Written task A.
According to the forum thread on Snowplow's use of Kinesis, up to how long can a Kinesis stream's retention period be set?
START Text to read
Why is Snowplow using Kinesis/Kafka for real-time pipeline?


#1

Hello there,

I’m considering to move to Snowplow realtime pipeline and slightly confused with technology choice.
In particular, I’m wondering why AWS Kinesis has been chosen instead of (from
my point of view) almost default for this task technology like Spark Streaming or more modern Flink etc. For me, Kinesis/Kafka looks more like Pub/Sub wire rather then data-processing tool, unlike Spark. But probably I’m missing something as I have not much experience with them.

As I can see, nothing prevents us from including Scala Common Enrich into Spark Streaming and at the same time application currently called Stream Enrich would be much smaller.

So, I guess, my primary question is following: what design choices lead you to use Kinesis/Kafka instead of Spark Streaming or similar.

Thanks in advance!


On-premise Snowplow Realtime Pipeline with Spark Streaming Enrich
#2

Hey @morozov - great question, very happy to answer in some detail. Before I do though - just so I understand the alternative you’re suggesting:

What would be your source of raw Snowplow events (aka the payloads that come out of a Snowplow event collector), and where would your Snowplow enriched events be going downstream of Spark Streaming?


#3

Recently I’ve been looking at using Spark streaming to run analysis/queries on the enriched output stream from Kinesis - this seems to work really well and, with the right setup can give you something that enables near real time applications.

Although there’s some things I’m not particularly fond of in Kinesis (having to do checkpointing externally for one) it’s actually great as a specialised queuing system. For us the fact that it’s able to replicate both the raw and enriched streams across availability zones is a big win, using something like Kafka would mean running this on EC2 or something similar in multiple AZ’s - a fair bit of overhead. In addition the flexibility of modifying the retention period for a given stream (up to 7 days) means that you’ve got a reasonably durable, short term store that makes it easy to build consumer applications off these streams (using KCL).


#4

Hello @alex!

Thank you for your attention.

Seems I already answered my question (thanks to @mike’s aiming). But anyway, it would be awesome if you could correct me if I’m wrong somewhere (which is very likely, since we’ve just started to explore this area).

My initial “propose” was to just switch Kinesis with Spark Streaming, leaving Kinesis collector as a source and Elasticsearch or S3 as sinks. However, now I see Spark Streaming like more as a framework for running custom pipelines (with transformations and aggregations) whereas Kinesis is more like pure transfer layer responsible for balancing load and queuing enriched events. So my guess is that you chose Kinesis just because it can balancing nicely, while custom jobs isn’t what you need there.

Please, correct me if I’m wrong. Thanks.


#5

Hi @morozov - that’s exactly right. Think of Kinesis (and Kafka) as the glue layer between your asynchronous micro-services. We provide you with the “core” micro-services (Stream Collector, Stream Enrich, Elasticsearch Sink, S3 Sink), but then you can add your own.

Spark Streaming is a good choice as a stream processing framework for you to write your own custom event processing in - you can easily embed our Scala Analytics SDK into Spark Streaming.

Under the hood, Spark Streaming uses the Kinesis Client Library (KCL). Because Stream Enrich is only doing simple single-event processing, Spark Streaming doesn’t add anything here, so we “cut out the middle-man” and Stream Enrich just embeds the KCL directly.

But yes - you are very welcome to develop your own event-driven microservices that work off the Kinesis enriched event stream, and Spark Streaming is a good choice for that (as are raw KCL, AWS Lambda, Apache Flink etc).

Hope this helps!

Alex
END Text to read
START Dataset content
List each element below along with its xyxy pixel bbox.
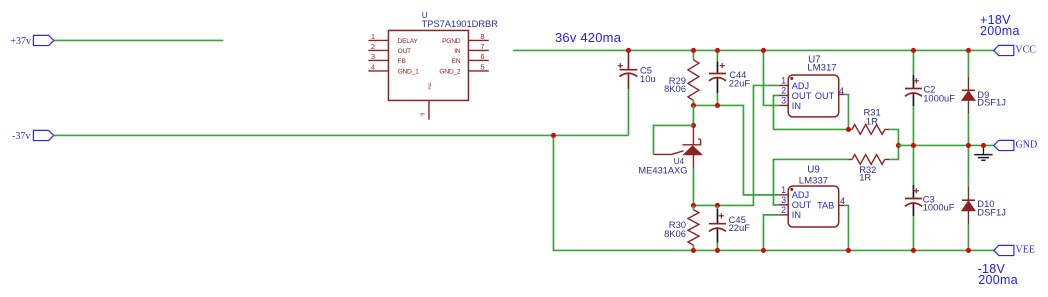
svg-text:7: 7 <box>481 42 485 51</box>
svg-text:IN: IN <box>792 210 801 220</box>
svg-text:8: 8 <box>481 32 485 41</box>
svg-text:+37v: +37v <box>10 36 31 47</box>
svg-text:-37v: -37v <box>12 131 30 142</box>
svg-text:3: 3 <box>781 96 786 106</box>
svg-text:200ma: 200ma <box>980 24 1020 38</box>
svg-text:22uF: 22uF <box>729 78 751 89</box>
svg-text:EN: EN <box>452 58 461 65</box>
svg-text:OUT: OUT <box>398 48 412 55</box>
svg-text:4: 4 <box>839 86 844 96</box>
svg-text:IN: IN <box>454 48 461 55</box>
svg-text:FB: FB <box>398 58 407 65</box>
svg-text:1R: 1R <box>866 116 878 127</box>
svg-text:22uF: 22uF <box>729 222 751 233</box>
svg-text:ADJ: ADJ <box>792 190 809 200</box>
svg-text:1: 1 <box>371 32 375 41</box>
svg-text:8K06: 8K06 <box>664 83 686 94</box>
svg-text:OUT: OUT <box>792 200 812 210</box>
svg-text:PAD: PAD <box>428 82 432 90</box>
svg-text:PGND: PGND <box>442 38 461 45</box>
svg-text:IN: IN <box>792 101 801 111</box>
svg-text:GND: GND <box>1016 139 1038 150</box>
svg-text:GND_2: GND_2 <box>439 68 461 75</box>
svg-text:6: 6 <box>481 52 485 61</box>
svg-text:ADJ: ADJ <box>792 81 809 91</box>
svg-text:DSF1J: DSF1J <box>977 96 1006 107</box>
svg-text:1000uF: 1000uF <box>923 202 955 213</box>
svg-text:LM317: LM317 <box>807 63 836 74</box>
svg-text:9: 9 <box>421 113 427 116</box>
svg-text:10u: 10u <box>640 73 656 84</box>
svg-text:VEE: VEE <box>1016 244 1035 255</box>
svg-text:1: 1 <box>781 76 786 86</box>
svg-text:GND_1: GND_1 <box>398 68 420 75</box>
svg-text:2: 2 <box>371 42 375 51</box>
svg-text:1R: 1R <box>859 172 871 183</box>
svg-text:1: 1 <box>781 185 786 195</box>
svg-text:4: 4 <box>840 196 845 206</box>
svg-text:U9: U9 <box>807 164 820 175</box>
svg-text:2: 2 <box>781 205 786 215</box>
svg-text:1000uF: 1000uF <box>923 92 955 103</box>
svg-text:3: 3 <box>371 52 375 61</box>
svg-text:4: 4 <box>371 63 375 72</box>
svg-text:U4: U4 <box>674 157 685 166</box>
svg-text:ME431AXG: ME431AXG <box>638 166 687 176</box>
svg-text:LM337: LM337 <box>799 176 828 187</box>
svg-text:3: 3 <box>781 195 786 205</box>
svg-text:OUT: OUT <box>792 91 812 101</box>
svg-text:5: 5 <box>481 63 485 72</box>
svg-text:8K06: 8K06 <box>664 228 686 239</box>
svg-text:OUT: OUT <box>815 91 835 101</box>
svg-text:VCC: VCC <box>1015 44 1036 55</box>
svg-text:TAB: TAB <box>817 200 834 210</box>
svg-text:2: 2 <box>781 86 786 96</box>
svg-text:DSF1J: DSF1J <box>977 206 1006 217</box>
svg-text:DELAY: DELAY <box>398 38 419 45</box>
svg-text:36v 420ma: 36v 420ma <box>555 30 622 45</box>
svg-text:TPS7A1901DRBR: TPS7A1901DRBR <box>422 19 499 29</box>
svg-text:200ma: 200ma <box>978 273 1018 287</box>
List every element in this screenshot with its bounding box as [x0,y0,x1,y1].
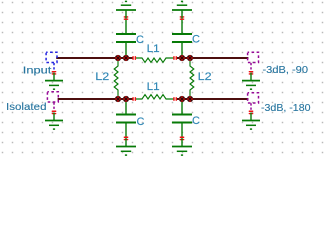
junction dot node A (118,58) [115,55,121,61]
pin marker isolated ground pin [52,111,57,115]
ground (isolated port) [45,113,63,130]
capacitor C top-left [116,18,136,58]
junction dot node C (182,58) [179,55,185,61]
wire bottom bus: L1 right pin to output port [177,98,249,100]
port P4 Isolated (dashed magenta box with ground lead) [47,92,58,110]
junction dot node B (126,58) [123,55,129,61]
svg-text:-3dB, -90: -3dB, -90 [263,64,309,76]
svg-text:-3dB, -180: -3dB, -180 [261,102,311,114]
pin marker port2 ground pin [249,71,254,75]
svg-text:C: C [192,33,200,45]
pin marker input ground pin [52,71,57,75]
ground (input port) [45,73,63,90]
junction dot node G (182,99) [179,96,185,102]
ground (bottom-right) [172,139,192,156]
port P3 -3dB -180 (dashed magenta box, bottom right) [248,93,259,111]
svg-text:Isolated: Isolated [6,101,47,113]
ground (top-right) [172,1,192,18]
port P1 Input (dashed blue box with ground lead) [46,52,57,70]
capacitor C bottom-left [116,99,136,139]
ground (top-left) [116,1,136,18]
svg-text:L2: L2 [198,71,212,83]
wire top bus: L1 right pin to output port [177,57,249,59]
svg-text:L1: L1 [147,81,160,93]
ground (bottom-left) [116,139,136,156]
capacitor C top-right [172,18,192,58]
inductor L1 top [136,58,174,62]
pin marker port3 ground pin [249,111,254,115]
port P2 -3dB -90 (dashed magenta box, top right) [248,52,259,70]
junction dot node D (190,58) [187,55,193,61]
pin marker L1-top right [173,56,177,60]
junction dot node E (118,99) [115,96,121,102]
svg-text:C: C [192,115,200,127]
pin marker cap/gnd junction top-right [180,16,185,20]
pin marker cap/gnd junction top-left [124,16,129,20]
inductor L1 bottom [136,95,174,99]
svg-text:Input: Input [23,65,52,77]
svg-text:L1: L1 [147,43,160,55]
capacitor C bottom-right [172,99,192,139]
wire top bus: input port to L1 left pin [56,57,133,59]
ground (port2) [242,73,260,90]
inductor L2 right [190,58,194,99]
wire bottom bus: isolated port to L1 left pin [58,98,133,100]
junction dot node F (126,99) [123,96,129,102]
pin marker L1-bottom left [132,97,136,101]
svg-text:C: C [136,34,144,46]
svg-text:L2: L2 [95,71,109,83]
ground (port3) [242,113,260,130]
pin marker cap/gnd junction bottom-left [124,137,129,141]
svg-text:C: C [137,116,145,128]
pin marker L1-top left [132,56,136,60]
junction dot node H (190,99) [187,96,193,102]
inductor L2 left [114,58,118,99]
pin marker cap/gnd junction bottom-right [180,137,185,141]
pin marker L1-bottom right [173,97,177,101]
END Dataset content
Written task B.
Copy word for word the records from the line containing "junction dot node A (118,58) [115,55,121,61]" through the line containing "inductor L2 right [190,58,194,99]".

Full output A.
Up to 7 days.

Full output B.
junction dot node A (118,58) [115,55,121,61]
pin marker isolated ground pin [52,111,57,115]
ground (isolated port) [45,113,63,130]
capacitor C top-left [116,18,136,58]
junction dot node C (182,58) [179,55,185,61]
wire bottom bus: L1 right pin to output port [177,98,249,100]
port P4 Isolated (dashed magenta box with ground lead) [47,92,58,110]
junction dot node B (126,58) [123,55,129,61]
svg-text:-3dB, -90: -3dB, -90 [263,64,309,76]
svg-text:-3dB, -180: -3dB, -180 [261,102,311,114]
pin marker port2 ground pin [249,71,254,75]
svg-text:C: C [192,33,200,45]
pin marker input ground pin [52,71,57,75]
ground (input port) [45,73,63,90]
junction dot node G (182,99) [179,96,185,102]
ground (bottom-right) [172,139,192,156]
port P3 -3dB -180 (dashed magenta box, bottom right) [248,93,259,111]
svg-text:Isolated: Isolated [6,101,47,113]
ground (top-right) [172,1,192,18]
port P1 Input (dashed blue box with ground lead) [46,52,57,70]
capacitor C bottom-left [116,99,136,139]
ground (top-left) [116,1,136,18]
svg-text:L2: L2 [198,71,212,83]
wire top bus: L1 right pin to output port [177,57,249,59]
svg-text:L1: L1 [147,81,160,93]
ground (bottom-left) [116,139,136,156]
capacitor C top-right [172,18,192,58]
inductor L1 top [136,58,174,62]
pin marker port3 ground pin [249,111,254,115]
port P2 -3dB -90 (dashed magenta box, top right) [248,52,259,70]
junction dot node D (190,58) [187,55,193,61]
pin marker L1-top right [173,56,177,60]
junction dot node E (118,99) [115,96,121,102]
svg-text:C: C [192,115,200,127]
pin marker cap/gnd junction top-right [180,16,185,20]
pin marker cap/gnd junction top-left [124,16,129,20]
inductor L1 bottom [136,95,174,99]
svg-text:Input: Input [23,65,52,77]
svg-text:L1: L1 [147,43,160,55]
capacitor C bottom-right [172,99,192,139]
wire top bus: input port to L1 left pin [56,57,133,59]
ground (port2) [242,73,260,90]
inductor L2 right [190,58,194,99]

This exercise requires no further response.